* Testo fornito
Discussione che deve essere ampia, approfondita, e prendersi tutto il tempo necessario com’è stato per altri temi sensibili (divorzio, per esempio, o aborto). E anche se a prima vista non sembrerebbe, questo è un tema sensibilissimo che riguarda tutte e tutti: vedremo perché. Prima però l’aggiornamento del bollettino dell’odio: dopo le manganellate social che si sono abbattute su Paola Concia, Valeria Valente, Luana Zanella intervistate da questo giornale, e solo per avere garbatamente esposto alcune riserve critiche, eccoci alle minacce di morte. «Vi ammazzo tutte, schifose maledette». «Il giorno in cui cominceremo ad ammazzare i porci come lei sarà sempre troppo tardi».
«Non ci vuole nulla a svaligiare un’armeria, basta una smerigliatrice a batteria e un disco diamantato». «Se preferite farvi ammazzare, de gustibus. Di certo la comunità Lgbti non ci starà a farvi fare le porcate che state facendo all’infinito ». Firmato: TMWItalia, account trans su Twitter. Origine dell’inferno un irresponsabile tweet di Alessandro Zan che, senza peraltro nominarmi (con un certo sprezzo misogino non nomina mai le donne che lo contrastano), mi attribuiva una frase che non avevo mai pronunciato nel corso di una puntata di 'Omnibus' su La7, scatenando una violenta reazione.

* Consegna A
Riduci a un breve elenco puntato il paragrafo del testo fornito che comincia con «Discussione che deve essere ampia», mantenendone i fatti principali.

* Elenco
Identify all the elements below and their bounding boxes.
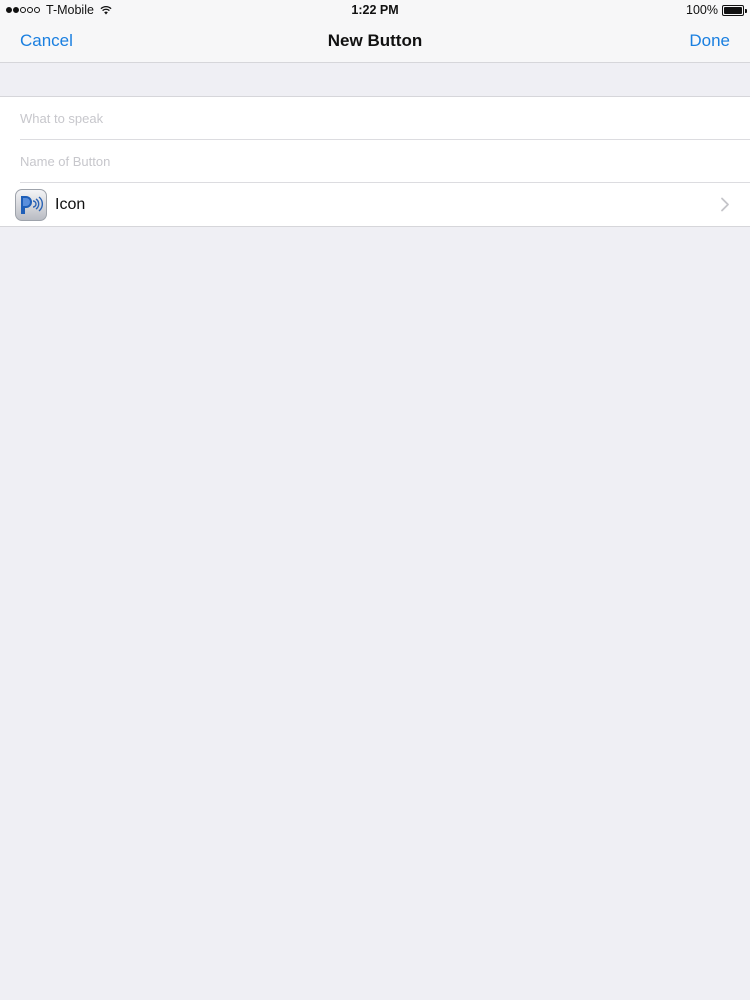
icon-label: Icon [55,195,86,213]
button-name-input[interactable] [20,154,720,169]
page-title: New Button [327,31,423,50]
top-bar: T-Mobile 1:22 PM 100% Cancel New Button … [0,0,750,63]
done-button[interactable]: Done [689,31,730,51]
battery-icon [722,4,747,16]
status-right: 100% [686,3,747,17]
battery-fill [724,6,742,14]
battery-percent: 100% [686,3,718,17]
what-to-speak-input[interactable] [20,111,720,126]
speaker-glyph-icon [21,195,43,214]
chevron-right-icon [721,197,729,212]
new-button-form: Icon [0,96,750,227]
speak-row [0,97,750,140]
status-time: 1:22 PM [351,3,399,17]
status-bar: T-Mobile 1:22 PM 100% [0,0,750,20]
navigation-bar: Cancel New Button Done [0,20,750,63]
icon-row-button[interactable]: Icon [0,183,750,226]
name-row [0,140,750,183]
speaker-app-icon [15,188,47,221]
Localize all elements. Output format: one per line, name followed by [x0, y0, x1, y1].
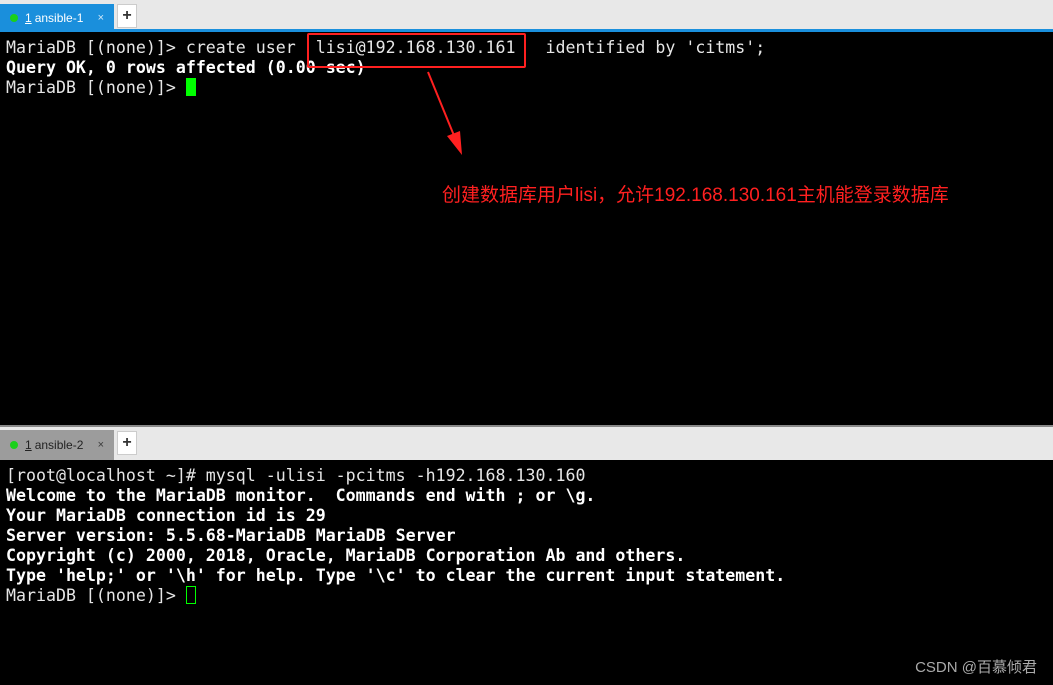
terminal-line-text: Welcome to the MariaDB monitor. Commands…	[6, 486, 596, 505]
terminal-line: Server version: 5.5.68-MariaDB MariaDB S…	[6, 526, 1053, 546]
terminal-line-text: Your MariaDB connection id is 29	[6, 506, 326, 525]
terminal-line-text: Server version: 5.5.68-MariaDB MariaDB S…	[6, 526, 456, 545]
new-tab-button[interactable]: +	[117, 431, 137, 455]
terminal-line-text: Type 'help;' or '\h' for help. Type '\c'…	[6, 566, 786, 585]
watermark: CSDN @百慕倾君	[915, 659, 1037, 676]
terminal-line-text: MariaDB [(none)]>	[6, 586, 186, 605]
terminal-line: Copyright (c) 2000, 2018, Oracle, MariaD…	[6, 546, 1053, 566]
annotation-text: 创建数据库用户lisi，允许192.168.130.161主机能登录数据库	[442, 185, 949, 206]
terminal-line: Type 'help;' or '\h' for help. Type '\c'…	[6, 566, 1053, 586]
bottom-tab-bar: 1 ansible-2 × +	[0, 427, 1053, 460]
tab-ansible-2[interactable]: 1 ansible-2 ×	[0, 430, 114, 460]
terminal-line: MariaDB [(none)]>	[6, 586, 1053, 606]
terminal-line: [root@localhost ~]# mysql -ulisi -pcitms…	[6, 466, 1053, 486]
terminal-line: Welcome to the MariaDB monitor. Commands…	[6, 486, 1053, 506]
connected-status-icon	[10, 441, 18, 449]
terminal-line: Your MariaDB connection id is 29	[6, 506, 1053, 526]
terminal-line-text: Copyright (c) 2000, 2018, Oracle, MariaD…	[6, 546, 686, 565]
close-tab-icon[interactable]: ×	[98, 439, 104, 451]
terminal-bottom[interactable]: [root@localhost ~]# mysql -ulisi -pcitms…	[0, 466, 1053, 685]
terminal-line-text: [root@localhost ~]# mysql -ulisi -pcitms…	[6, 466, 586, 485]
tab-label: ansible-2	[34, 438, 84, 452]
cursor	[185, 586, 196, 604]
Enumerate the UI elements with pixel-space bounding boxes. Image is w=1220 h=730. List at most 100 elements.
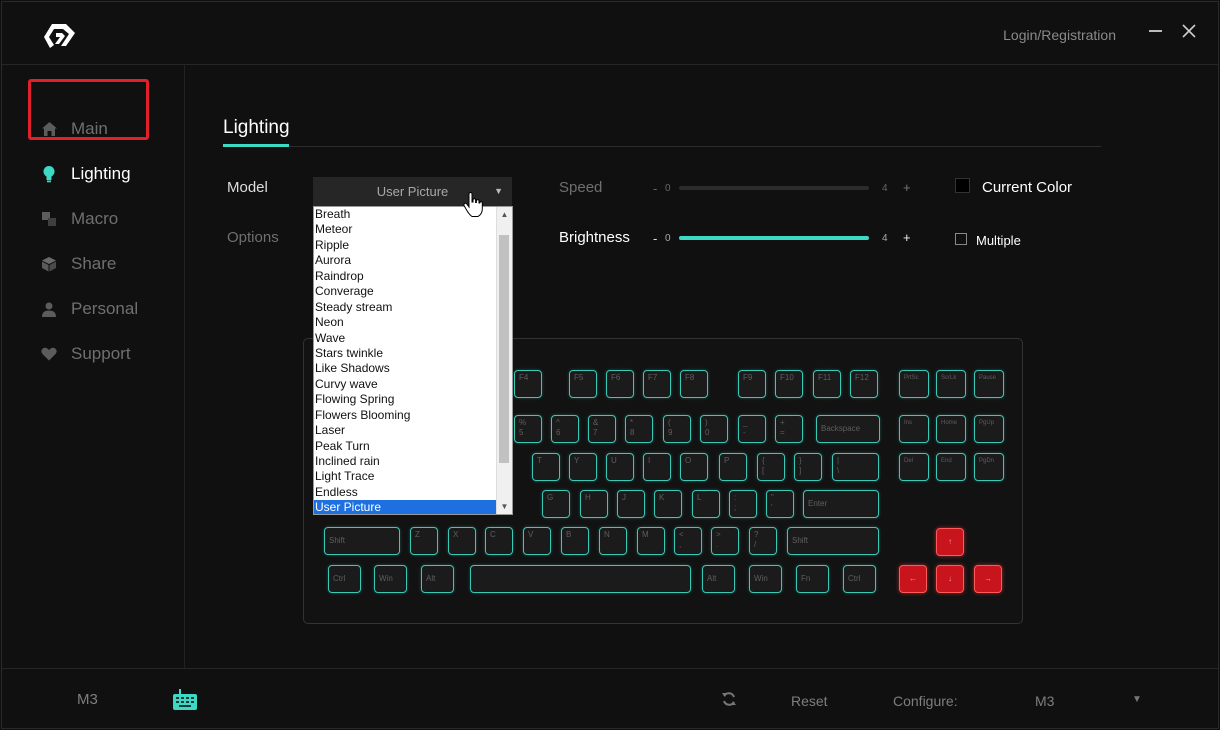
- list-item[interactable]: Converage: [314, 284, 497, 299]
- configure-select[interactable]: M3: [1035, 693, 1054, 709]
- scroll-down-icon[interactable]: ▼: [497, 499, 512, 514]
- close-button[interactable]: [1180, 22, 1198, 40]
- list-item[interactable]: Steady stream: [314, 300, 497, 315]
- multiple-checkbox[interactable]: [955, 233, 967, 245]
- key-c[interactable]: C: [485, 527, 513, 555]
- list-item[interactable]: Laser: [314, 423, 497, 438]
- brightness-increase-button[interactable]: +: [903, 230, 911, 245]
- keyboard-device-icon[interactable]: [173, 689, 197, 711]
- key-v[interactable]: V: [523, 527, 551, 555]
- model-options-list[interactable]: Breath Meteor Ripple Aurora Raindrop Con…: [313, 206, 513, 515]
- key-slash[interactable]: ? /: [749, 527, 777, 555]
- key-del[interactable]: Del: [899, 453, 929, 481]
- key-home[interactable]: Home: [936, 415, 966, 443]
- minimize-button[interactable]: [1149, 30, 1162, 32]
- key-l[interactable]: L: [692, 490, 720, 518]
- key-g[interactable]: G: [542, 490, 570, 518]
- key-arrow-left[interactable]: ←: [899, 565, 927, 593]
- key-ins[interactable]: Ins: [899, 415, 929, 443]
- key-scrlk[interactable]: ScrLk: [936, 370, 966, 398]
- chevron-down-icon[interactable]: ▼: [1132, 694, 1142, 705]
- list-item[interactable]: Flowers Blooming: [314, 408, 497, 423]
- key-enter[interactable]: Enter: [803, 490, 879, 518]
- key-j[interactable]: J: [617, 490, 645, 518]
- reset-button[interactable]: Reset: [791, 693, 828, 709]
- key-8[interactable]: * 8: [625, 415, 653, 443]
- key-prtsc[interactable]: PrtSc: [899, 370, 929, 398]
- key-end[interactable]: End: [936, 453, 966, 481]
- sidebar-item-share[interactable]: Share: [40, 250, 116, 278]
- list-scrollbar[interactable]: ▲ ▼: [496, 207, 512, 514]
- list-item[interactable]: Raindrop: [314, 269, 497, 284]
- refresh-icon[interactable]: [721, 691, 737, 707]
- list-item[interactable]: Endless: [314, 485, 497, 500]
- key-pgup[interactable]: PgUp: [974, 415, 1004, 443]
- list-item[interactable]: Stars twinkle: [314, 346, 497, 361]
- key-lbracket[interactable]: { [: [757, 453, 785, 481]
- key-7[interactable]: & 7: [588, 415, 616, 443]
- list-item[interactable]: Inclined rain: [314, 454, 497, 469]
- key-n[interactable]: N: [599, 527, 627, 555]
- key-k[interactable]: K: [654, 490, 682, 518]
- key-left-shift[interactable]: Shift: [324, 527, 400, 555]
- brightness-slider[interactable]: [679, 236, 869, 240]
- speed-decrease-button[interactable]: -: [653, 181, 657, 196]
- key-f6[interactable]: F6: [606, 370, 634, 398]
- key-f7[interactable]: F7: [643, 370, 671, 398]
- key-b[interactable]: B: [561, 527, 589, 555]
- key-right-alt[interactable]: Alt: [702, 565, 735, 593]
- key-y[interactable]: Y: [569, 453, 597, 481]
- key-f10[interactable]: F10: [775, 370, 803, 398]
- key-pgdn[interactable]: PgDn: [974, 453, 1004, 481]
- list-item[interactable]: Light Trace: [314, 469, 497, 484]
- list-item[interactable]: Meteor: [314, 222, 497, 237]
- list-item[interactable]: Curvy wave: [314, 377, 497, 392]
- key-arrow-down[interactable]: ↓: [936, 565, 964, 593]
- sidebar-item-lighting[interactable]: Lighting: [40, 160, 131, 188]
- key-backspace[interactable]: Backspace: [816, 415, 880, 443]
- key-right-win[interactable]: Win: [749, 565, 782, 593]
- key-arrow-up[interactable]: ↑: [936, 528, 964, 556]
- key-left-win[interactable]: Win: [374, 565, 407, 593]
- key-rbracket[interactable]: } ]: [794, 453, 822, 481]
- key-o[interactable]: O: [680, 453, 708, 481]
- key-backslash[interactable]: | \: [832, 453, 879, 481]
- list-item[interactable]: Ripple: [314, 238, 497, 253]
- key-equal[interactable]: + =: [775, 415, 803, 443]
- scroll-thumb[interactable]: [499, 235, 509, 463]
- key-u[interactable]: U: [606, 453, 634, 481]
- key-f12[interactable]: F12: [850, 370, 878, 398]
- key-period[interactable]: > .: [711, 527, 739, 555]
- key-h[interactable]: H: [580, 490, 608, 518]
- key-right-ctrl[interactable]: Ctrl: [843, 565, 876, 593]
- key-semicolon[interactable]: : ;: [729, 490, 757, 518]
- list-item[interactable]: Wave: [314, 331, 497, 346]
- login-registration-link[interactable]: Login/Registration: [1003, 27, 1116, 43]
- speed-increase-button[interactable]: +: [903, 180, 911, 195]
- key-6[interactable]: ^ 6: [551, 415, 579, 443]
- key-left-alt[interactable]: Alt: [421, 565, 454, 593]
- list-item[interactable]: Flowing Spring: [314, 392, 497, 407]
- current-color-swatch[interactable]: [955, 178, 970, 193]
- sidebar-item-macro[interactable]: Macro: [40, 205, 118, 233]
- key-t[interactable]: T: [532, 453, 560, 481]
- key-fn[interactable]: Fn: [796, 565, 829, 593]
- key-f5[interactable]: F5: [569, 370, 597, 398]
- key-i[interactable]: I: [643, 453, 671, 481]
- key-comma[interactable]: < ,: [674, 527, 702, 555]
- key-m[interactable]: M: [637, 527, 665, 555]
- sidebar-item-support[interactable]: Support: [40, 340, 131, 368]
- sidebar-item-personal[interactable]: Personal: [40, 295, 138, 323]
- key-f9[interactable]: F9: [738, 370, 766, 398]
- key-left-ctrl[interactable]: Ctrl: [328, 565, 361, 593]
- list-item[interactable]: Peak Turn: [314, 439, 497, 454]
- key-9[interactable]: ( 9: [663, 415, 691, 443]
- brightness-decrease-button[interactable]: -: [653, 231, 657, 246]
- key-minus[interactable]: _ -: [738, 415, 766, 443]
- key-f11[interactable]: F11: [813, 370, 841, 398]
- list-item[interactable]: Neon: [314, 315, 497, 330]
- key-pause[interactable]: Pause: [974, 370, 1004, 398]
- key-p[interactable]: P: [719, 453, 747, 481]
- key-quote[interactable]: " ': [766, 490, 794, 518]
- speed-slider[interactable]: [679, 186, 869, 190]
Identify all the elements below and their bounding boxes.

* Consegna B
Riporta tali e quali le righe dell'elenco, dalla riga con "icon-label: Icon [55,195,86,213]" alla riga con "battery-icon [722,4,747,16]", entrambe comprese.

* Risposta A
- La discussione deve essere ampia e approfondita e prendersi tutto il tempo necessario, come è avvenuto per altri temi sensibili (divorzio, aborto).
- Anche se a prima vista non sembra, è un tema sensibilissimo che riguarda tutte e tutti.
- Aggiornamento del bollettino dell'odio: Paola Concia, Valeria Valente e Luana Zanella, intervistate dal giornale, hanno subito attacchi sui social solo per aver espresso con garbo alcune riserve critiche.
- Si è poi passati alle minacce di morte, come «Vi ammazzo tutte, schifose maledette» e «Il giorno in cui cominceremo ad ammazzare i porci come lei sarà sempre troppo tardi».

* Risposta B
icon-label: Icon [55,195,86,213]
button-name-input[interactable] [20,154,720,169]
page-title: New Button [327,31,423,50]
top-bar: T-Mobile 1:22 PM 100% Cancel New Button … [0,0,750,63]
done-button[interactable]: Done [689,31,730,51]
battery-icon [722,4,747,16]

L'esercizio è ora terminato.